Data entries
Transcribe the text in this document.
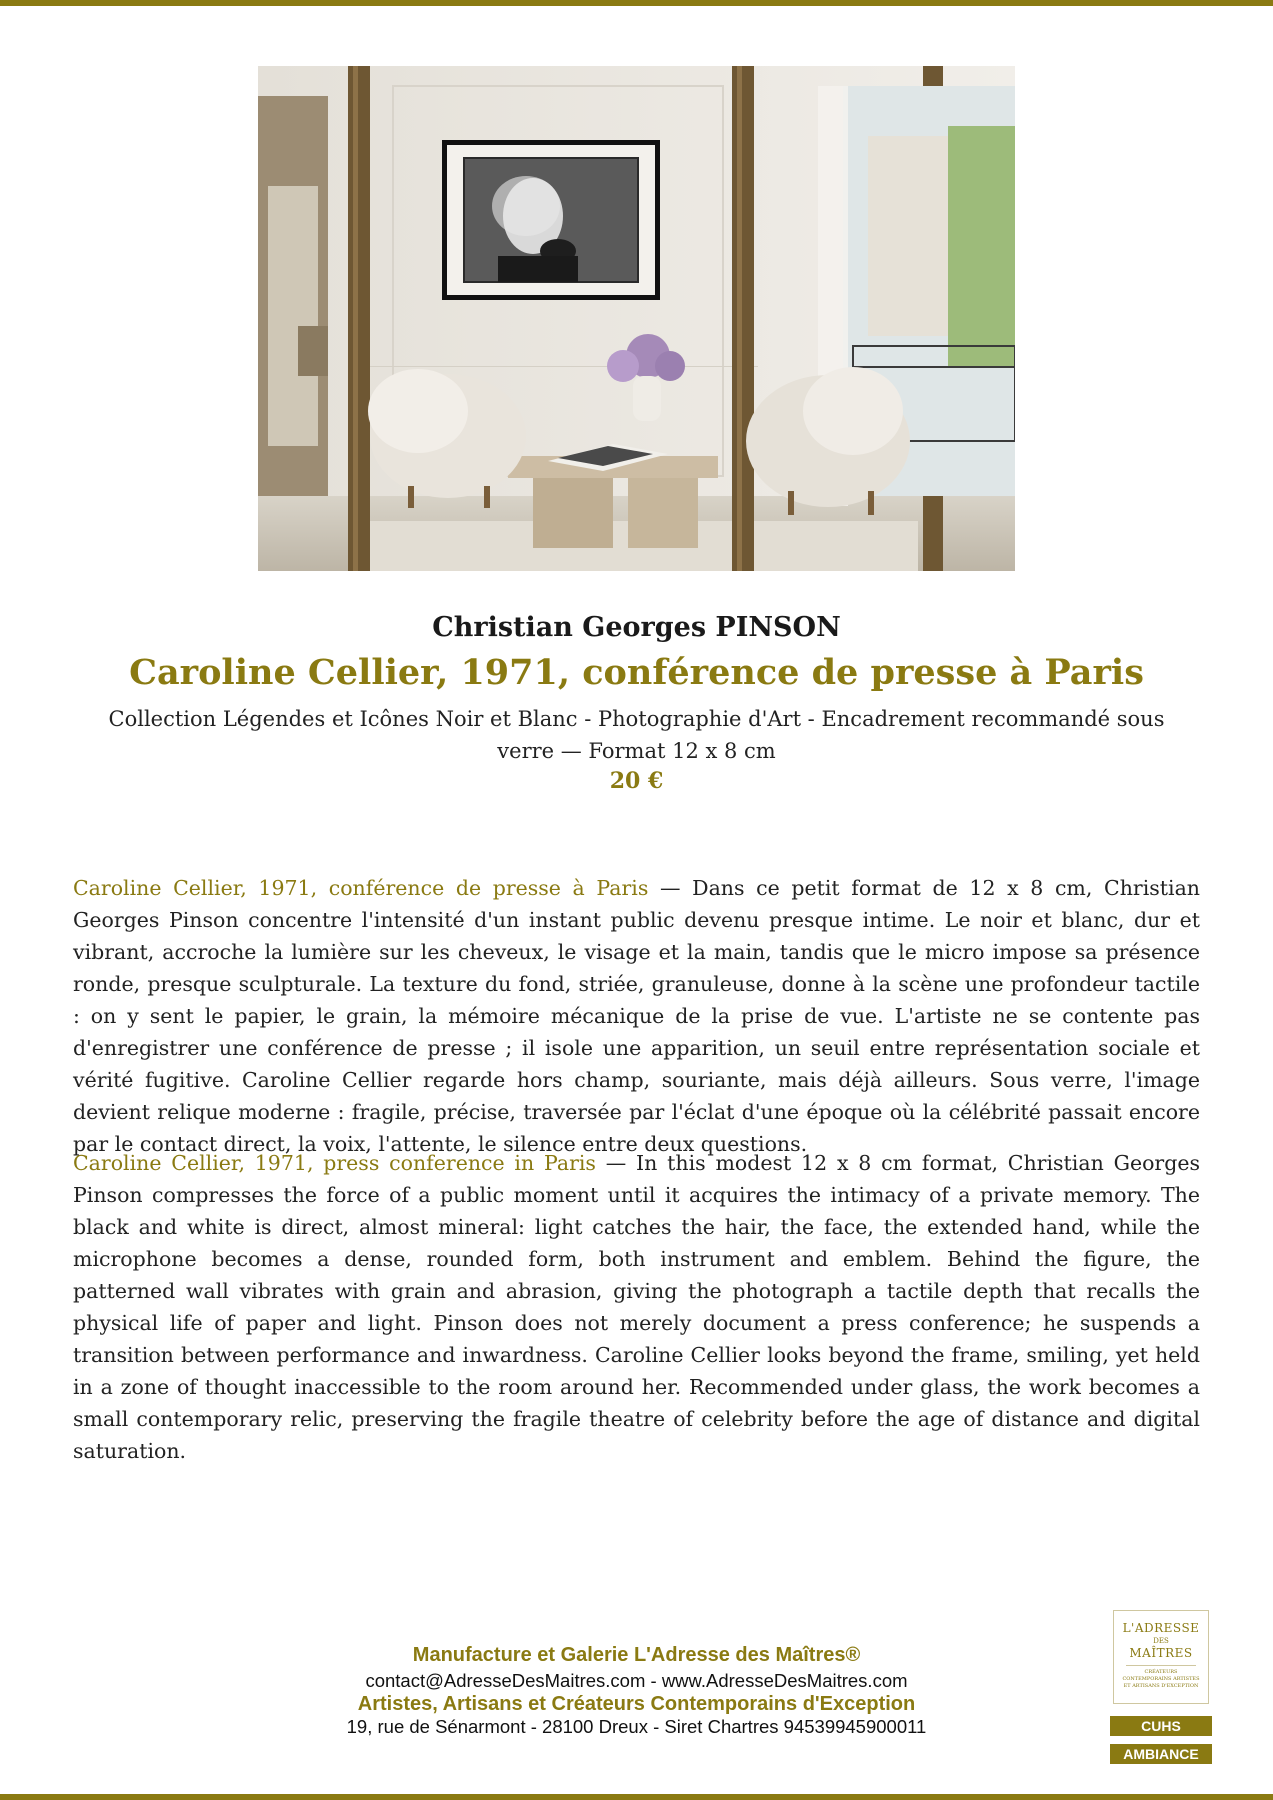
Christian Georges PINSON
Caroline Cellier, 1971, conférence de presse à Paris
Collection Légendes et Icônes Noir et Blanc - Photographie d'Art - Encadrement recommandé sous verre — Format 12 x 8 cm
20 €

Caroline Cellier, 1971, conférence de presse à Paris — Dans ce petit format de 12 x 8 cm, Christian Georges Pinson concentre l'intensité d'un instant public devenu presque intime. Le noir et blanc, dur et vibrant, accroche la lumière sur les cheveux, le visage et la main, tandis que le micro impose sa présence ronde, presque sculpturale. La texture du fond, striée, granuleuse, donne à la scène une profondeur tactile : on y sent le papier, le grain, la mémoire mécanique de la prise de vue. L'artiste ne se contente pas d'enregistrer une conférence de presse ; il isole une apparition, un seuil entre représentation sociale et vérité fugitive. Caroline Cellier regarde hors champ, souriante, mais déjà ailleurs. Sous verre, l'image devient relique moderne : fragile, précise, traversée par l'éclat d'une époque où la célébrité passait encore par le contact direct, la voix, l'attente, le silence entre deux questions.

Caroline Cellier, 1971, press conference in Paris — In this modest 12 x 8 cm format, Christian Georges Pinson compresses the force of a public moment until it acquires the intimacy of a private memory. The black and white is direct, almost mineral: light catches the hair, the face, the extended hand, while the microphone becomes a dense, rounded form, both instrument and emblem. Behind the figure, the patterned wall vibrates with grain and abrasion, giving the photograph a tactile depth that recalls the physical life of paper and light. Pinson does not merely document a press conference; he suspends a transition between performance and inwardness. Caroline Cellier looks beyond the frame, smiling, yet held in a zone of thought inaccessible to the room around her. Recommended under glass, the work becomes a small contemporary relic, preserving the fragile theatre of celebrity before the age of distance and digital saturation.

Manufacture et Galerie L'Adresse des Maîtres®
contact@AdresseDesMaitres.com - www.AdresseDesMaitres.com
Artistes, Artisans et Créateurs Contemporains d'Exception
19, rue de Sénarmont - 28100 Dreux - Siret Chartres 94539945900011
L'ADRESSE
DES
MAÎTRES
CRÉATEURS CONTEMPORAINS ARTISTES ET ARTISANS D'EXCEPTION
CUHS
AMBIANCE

Exercise task
Output the material word for word, omitting its pictures.

The completed task
Transcribe the text in this document.
Christian Georges PINSON
Caroline Cellier, 1971, conférence de presse à Paris
Collection Légendes et Icônes Noir et Blanc - Photographie d'Art - Encadrement recommandé sous verre — Format 12 x 8 cm
20 €

Caroline Cellier, 1971, conférence de presse à Paris — Dans ce petit format de 12 x 8 cm, Christian Georges Pinson concentre l'intensité d'un instant public devenu presque intime. Le noir et blanc, dur et vibrant, accroche la lumière sur les cheveux, le visage et la main, tandis que le micro impose sa présence ronde, presque sculpturale. La texture du fond, striée, granuleuse, donne à la scène une profondeur tactile : on y sent le papier, le grain, la mémoire mécanique de la prise de vue. L'artiste ne se contente pas d'enregistrer une conférence de presse ; il isole une apparition, un seuil entre représentation sociale et vérité fugitive. Caroline Cellier regarde hors champ, souriante, mais déjà ailleurs. Sous verre, l'image devient relique moderne : fragile, précise, traversée par l'éclat d'une époque où la célébrité passait encore par le contact direct, la voix, l'attente, le silence entre deux questions.

Caroline Cellier, 1971, press conference in Paris — In this modest 12 x 8 cm format, Christian Georges Pinson compresses the force of a public moment until it acquires the intimacy of a private memory. The black and white is direct, almost mineral: light catches the hair, the face, the extended hand, while the microphone becomes a dense, rounded form, both instrument and emblem. Behind the figure, the patterned wall vibrates with grain and abrasion, giving the photograph a tactile depth that recalls the physical life of paper and light. Pinson does not merely document a press conference; he suspends a transition between performance and inwardness. Caroline Cellier looks beyond the frame, smiling, yet held in a zone of thought inaccessible to the room around her. Recommended under glass, the work becomes a small contemporary relic, preserving the fragile theatre of celebrity before the age of distance and digital saturation.

Manufacture et Galerie L'Adresse des Maîtres®
contact@AdresseDesMaitres.com - www.AdresseDesMaitres.com
Artistes, Artisans et Créateurs Contemporains d'Exception
19, rue de Sénarmont - 28100 Dreux - Siret Chartres 94539945900011
L'ADRESSE
DES
MAÎTRES
CRÉATEURS CONTEMPORAINS ARTISTES ET ARTISANS D'EXCEPTION
CUHS
AMBIANCE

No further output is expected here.